**Goal of the exercise**
Count the lines in the data below that contain the string "user", treating uppercase and lowercase as different. Reply with the number only.

**Information given**
══════

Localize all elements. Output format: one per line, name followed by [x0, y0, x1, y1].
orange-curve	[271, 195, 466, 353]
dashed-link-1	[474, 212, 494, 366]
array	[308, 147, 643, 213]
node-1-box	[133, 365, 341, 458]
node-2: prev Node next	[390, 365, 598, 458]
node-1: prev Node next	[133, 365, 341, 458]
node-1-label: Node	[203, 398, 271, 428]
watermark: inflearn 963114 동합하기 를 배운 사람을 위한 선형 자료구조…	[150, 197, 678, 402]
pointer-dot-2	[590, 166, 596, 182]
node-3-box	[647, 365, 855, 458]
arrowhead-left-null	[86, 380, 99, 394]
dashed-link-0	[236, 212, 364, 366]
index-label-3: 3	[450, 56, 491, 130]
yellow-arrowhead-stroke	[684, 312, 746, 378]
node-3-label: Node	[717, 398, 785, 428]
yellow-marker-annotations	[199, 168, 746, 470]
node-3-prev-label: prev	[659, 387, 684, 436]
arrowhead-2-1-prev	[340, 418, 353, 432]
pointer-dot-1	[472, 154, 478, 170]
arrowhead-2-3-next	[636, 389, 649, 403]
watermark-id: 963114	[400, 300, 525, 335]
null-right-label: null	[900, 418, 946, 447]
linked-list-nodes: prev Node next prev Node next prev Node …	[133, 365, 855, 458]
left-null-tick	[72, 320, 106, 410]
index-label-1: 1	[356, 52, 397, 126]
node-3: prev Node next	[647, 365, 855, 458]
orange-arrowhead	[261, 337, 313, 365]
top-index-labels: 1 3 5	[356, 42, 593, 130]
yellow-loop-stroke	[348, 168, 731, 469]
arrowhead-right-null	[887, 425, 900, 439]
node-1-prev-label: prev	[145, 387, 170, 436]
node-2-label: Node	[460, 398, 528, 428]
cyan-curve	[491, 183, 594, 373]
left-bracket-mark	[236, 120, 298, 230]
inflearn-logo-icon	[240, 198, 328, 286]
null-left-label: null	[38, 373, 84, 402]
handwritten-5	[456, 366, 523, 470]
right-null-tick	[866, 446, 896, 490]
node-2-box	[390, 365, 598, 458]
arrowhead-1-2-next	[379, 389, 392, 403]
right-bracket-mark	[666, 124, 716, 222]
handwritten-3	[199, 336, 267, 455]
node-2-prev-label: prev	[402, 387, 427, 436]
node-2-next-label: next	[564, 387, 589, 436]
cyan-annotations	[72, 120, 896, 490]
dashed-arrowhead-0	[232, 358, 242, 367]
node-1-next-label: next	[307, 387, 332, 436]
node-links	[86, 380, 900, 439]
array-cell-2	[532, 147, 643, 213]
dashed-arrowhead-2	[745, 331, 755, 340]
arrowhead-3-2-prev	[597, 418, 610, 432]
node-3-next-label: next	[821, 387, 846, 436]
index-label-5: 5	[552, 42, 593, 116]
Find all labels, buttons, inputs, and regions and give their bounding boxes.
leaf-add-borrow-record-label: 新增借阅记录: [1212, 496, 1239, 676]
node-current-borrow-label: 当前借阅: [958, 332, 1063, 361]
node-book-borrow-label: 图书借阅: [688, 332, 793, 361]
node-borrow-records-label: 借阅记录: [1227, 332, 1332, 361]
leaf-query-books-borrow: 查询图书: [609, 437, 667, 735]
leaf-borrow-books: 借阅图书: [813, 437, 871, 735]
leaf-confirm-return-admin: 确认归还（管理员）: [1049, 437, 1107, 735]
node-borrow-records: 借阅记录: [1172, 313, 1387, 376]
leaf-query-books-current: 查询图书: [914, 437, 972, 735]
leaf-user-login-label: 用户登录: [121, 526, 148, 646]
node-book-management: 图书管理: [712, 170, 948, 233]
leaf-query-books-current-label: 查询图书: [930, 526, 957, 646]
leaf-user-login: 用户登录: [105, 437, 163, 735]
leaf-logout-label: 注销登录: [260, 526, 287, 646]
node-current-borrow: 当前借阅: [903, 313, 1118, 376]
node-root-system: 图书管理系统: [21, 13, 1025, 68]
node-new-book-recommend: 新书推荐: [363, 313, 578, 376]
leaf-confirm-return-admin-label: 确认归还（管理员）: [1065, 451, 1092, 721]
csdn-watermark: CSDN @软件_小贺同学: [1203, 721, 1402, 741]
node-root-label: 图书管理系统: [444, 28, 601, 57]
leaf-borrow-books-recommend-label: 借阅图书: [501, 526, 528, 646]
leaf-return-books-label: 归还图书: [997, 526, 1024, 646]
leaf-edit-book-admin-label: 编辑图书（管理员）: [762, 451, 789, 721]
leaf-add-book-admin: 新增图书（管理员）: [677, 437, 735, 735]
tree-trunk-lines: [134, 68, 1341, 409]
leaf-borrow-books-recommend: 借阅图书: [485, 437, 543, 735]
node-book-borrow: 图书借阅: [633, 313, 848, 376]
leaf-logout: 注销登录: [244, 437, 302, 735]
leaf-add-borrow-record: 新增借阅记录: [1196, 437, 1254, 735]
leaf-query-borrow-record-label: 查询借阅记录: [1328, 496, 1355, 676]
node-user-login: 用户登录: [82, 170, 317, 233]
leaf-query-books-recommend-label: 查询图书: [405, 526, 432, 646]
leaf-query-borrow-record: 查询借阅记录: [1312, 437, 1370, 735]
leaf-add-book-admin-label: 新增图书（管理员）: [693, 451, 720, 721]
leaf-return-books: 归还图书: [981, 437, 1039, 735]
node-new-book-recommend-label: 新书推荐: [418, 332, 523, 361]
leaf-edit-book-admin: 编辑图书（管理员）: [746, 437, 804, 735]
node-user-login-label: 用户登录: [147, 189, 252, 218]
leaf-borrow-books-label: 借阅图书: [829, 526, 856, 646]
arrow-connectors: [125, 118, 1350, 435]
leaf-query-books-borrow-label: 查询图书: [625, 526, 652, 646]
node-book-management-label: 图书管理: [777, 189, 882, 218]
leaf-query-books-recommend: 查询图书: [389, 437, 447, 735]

══════

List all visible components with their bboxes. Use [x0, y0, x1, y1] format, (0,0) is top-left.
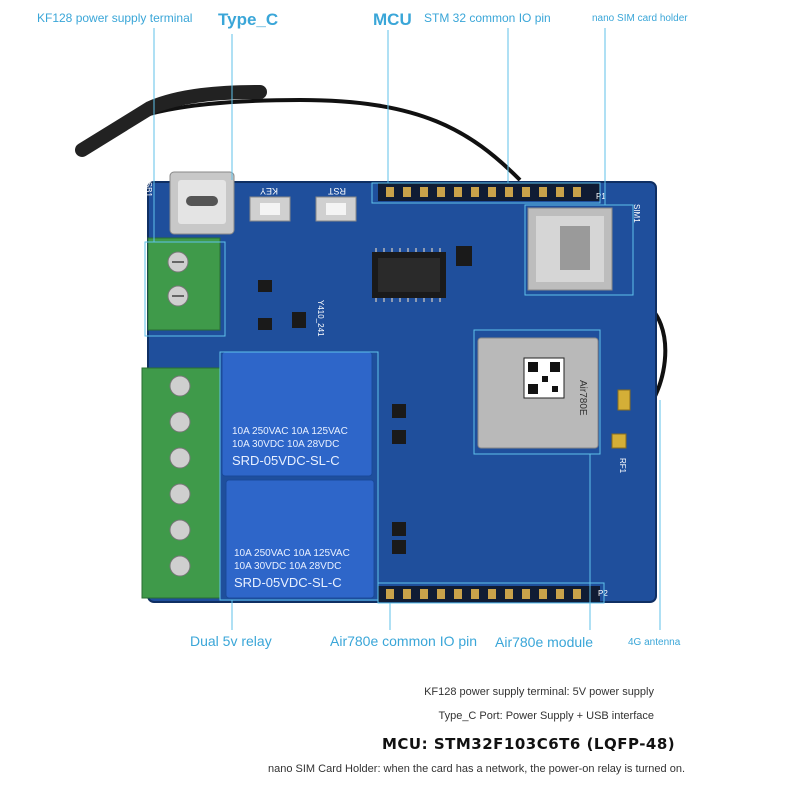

══════

**In response**
4